• Exercise data:

○ ○ ○ ○

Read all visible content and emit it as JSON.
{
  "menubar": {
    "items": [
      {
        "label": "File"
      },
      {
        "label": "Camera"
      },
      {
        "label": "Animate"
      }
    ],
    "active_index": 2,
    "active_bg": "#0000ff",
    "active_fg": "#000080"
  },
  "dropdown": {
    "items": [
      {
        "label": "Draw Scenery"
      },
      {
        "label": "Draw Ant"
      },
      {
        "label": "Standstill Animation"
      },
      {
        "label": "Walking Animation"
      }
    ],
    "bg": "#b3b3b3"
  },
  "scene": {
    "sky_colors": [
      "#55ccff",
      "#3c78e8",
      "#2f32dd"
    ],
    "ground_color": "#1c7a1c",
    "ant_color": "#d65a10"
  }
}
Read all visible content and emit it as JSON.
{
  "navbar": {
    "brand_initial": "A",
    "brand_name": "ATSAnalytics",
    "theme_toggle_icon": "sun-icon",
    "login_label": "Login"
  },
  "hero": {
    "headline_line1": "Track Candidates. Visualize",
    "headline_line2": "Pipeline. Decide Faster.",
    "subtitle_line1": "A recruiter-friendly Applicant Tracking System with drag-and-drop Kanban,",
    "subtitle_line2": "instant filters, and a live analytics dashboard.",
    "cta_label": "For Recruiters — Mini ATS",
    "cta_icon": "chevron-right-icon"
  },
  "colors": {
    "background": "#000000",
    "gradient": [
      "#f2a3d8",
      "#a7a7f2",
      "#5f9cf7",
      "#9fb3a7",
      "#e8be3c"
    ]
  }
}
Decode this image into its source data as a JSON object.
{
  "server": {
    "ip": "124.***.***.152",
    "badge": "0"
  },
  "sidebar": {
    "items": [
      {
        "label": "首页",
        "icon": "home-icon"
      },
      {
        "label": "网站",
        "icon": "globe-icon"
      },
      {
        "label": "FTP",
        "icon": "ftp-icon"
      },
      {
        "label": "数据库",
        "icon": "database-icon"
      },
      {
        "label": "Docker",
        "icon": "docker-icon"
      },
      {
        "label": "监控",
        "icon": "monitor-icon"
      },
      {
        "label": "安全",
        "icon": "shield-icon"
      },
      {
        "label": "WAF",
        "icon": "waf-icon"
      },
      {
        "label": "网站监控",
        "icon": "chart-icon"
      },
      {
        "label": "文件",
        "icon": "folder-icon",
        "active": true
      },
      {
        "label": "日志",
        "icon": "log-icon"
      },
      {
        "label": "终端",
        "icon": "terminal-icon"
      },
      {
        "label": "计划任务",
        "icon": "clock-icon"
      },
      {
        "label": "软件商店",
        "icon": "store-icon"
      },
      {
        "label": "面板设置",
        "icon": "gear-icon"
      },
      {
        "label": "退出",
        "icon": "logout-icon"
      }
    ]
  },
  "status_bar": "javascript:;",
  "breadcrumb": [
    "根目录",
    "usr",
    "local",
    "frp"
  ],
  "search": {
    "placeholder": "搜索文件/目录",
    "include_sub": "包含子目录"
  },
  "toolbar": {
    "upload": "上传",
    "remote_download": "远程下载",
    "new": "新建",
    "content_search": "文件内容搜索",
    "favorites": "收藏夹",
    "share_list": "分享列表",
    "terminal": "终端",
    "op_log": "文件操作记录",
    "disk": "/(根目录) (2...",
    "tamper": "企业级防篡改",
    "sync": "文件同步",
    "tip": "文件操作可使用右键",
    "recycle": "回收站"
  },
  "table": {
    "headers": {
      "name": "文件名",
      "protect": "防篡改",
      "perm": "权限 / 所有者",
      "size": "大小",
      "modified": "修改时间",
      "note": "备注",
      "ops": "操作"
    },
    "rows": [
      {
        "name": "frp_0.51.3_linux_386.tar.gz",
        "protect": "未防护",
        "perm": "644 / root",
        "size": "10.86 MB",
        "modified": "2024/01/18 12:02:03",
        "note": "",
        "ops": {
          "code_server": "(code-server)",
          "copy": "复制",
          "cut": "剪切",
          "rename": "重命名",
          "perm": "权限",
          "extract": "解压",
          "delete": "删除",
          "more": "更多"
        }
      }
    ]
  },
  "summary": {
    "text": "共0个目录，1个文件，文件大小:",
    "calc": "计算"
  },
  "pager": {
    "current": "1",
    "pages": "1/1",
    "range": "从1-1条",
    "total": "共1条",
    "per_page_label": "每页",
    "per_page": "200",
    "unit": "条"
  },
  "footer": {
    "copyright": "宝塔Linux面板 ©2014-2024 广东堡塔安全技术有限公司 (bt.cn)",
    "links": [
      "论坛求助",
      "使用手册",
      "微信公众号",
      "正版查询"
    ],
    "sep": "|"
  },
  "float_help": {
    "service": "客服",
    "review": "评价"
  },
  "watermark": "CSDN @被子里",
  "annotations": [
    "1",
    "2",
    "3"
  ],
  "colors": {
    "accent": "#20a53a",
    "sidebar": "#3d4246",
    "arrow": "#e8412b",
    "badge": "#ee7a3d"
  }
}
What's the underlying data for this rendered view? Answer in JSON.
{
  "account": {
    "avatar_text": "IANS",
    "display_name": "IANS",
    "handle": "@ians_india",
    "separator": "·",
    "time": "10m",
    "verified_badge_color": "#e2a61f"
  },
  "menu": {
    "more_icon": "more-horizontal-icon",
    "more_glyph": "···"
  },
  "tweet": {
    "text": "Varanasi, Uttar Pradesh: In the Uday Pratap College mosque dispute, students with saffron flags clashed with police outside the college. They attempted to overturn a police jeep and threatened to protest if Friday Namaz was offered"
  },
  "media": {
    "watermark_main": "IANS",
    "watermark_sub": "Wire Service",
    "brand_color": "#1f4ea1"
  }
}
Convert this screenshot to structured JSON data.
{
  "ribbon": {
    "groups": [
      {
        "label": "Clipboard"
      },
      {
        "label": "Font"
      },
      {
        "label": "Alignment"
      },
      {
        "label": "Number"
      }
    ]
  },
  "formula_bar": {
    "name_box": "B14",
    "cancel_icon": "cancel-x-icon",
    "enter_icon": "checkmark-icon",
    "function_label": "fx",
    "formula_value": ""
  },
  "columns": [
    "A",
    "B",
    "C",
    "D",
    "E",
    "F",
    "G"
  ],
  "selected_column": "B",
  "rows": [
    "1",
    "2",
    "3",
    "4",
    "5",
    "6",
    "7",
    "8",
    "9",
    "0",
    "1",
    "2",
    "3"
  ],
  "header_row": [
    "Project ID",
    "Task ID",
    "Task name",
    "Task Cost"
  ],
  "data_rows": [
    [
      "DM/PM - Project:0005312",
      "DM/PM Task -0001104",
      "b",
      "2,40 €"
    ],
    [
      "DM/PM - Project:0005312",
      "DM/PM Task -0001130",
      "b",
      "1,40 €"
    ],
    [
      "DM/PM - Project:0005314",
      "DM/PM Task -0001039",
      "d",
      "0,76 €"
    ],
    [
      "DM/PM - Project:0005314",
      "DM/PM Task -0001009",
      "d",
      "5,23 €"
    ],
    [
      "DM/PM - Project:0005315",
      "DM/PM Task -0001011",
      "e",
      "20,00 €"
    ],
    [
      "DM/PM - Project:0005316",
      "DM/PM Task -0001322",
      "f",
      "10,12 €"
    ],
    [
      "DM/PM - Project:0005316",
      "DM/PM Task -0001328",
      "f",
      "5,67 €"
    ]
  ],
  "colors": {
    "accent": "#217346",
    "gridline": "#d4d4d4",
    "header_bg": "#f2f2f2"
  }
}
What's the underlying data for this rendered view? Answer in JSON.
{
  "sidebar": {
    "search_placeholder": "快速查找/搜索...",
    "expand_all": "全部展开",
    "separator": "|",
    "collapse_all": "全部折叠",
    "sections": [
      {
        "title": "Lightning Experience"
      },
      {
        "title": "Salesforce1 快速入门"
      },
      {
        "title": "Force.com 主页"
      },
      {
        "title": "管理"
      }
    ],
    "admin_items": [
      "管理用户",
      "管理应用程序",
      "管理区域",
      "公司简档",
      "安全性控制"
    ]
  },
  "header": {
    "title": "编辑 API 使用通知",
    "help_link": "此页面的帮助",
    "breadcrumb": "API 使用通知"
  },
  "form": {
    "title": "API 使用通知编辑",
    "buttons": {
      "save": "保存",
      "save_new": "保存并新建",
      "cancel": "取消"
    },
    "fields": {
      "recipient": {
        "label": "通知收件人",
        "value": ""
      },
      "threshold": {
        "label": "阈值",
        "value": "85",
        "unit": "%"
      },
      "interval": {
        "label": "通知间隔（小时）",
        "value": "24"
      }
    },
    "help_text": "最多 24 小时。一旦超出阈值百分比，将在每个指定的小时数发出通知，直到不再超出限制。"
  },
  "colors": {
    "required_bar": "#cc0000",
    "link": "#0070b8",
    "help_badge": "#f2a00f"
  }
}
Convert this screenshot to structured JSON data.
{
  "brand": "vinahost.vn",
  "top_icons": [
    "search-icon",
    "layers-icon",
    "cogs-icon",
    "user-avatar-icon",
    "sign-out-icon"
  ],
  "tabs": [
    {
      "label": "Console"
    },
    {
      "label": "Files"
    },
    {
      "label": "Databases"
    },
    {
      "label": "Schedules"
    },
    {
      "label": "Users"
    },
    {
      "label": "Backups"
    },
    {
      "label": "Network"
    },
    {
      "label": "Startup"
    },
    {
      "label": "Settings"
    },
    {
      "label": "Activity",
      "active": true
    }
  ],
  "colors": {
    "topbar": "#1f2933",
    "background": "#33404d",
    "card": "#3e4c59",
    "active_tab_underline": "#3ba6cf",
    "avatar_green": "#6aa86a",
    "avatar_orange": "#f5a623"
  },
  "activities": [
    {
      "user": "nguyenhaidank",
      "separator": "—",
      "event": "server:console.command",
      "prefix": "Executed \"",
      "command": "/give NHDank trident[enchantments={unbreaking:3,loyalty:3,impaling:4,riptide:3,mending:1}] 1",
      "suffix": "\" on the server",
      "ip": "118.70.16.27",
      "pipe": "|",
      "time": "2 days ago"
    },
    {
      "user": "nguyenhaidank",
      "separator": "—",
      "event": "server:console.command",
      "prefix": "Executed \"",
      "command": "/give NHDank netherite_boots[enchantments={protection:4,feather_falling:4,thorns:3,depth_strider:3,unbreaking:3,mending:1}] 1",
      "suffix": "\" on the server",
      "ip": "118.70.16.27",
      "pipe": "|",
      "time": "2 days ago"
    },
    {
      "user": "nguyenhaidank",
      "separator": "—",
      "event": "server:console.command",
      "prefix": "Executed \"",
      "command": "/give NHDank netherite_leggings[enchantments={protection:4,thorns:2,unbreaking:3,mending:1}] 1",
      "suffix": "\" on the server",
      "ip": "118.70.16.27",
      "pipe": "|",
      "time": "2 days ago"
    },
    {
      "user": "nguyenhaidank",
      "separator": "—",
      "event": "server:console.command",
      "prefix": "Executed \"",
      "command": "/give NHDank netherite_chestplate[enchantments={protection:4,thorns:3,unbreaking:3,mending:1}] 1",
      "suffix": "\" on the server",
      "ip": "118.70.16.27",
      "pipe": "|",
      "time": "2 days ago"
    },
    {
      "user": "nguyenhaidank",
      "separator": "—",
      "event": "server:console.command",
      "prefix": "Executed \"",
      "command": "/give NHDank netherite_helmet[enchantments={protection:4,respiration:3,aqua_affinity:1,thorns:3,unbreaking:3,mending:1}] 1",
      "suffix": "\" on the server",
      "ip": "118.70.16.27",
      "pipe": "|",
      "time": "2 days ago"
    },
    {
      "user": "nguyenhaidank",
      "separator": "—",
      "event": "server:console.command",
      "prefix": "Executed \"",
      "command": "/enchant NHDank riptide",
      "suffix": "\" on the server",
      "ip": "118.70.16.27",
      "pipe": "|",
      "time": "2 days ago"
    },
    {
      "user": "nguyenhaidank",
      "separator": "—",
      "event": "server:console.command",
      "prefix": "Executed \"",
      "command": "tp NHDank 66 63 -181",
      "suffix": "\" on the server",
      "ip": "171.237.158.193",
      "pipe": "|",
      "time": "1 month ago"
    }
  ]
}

○ ○ ○ ○

• Exercise aim: Copy out each line of the records that holds the string "modified".

• Solution to this task:
      "modified": "修改时间",
        "modified": "2024/01/18 12:02:03",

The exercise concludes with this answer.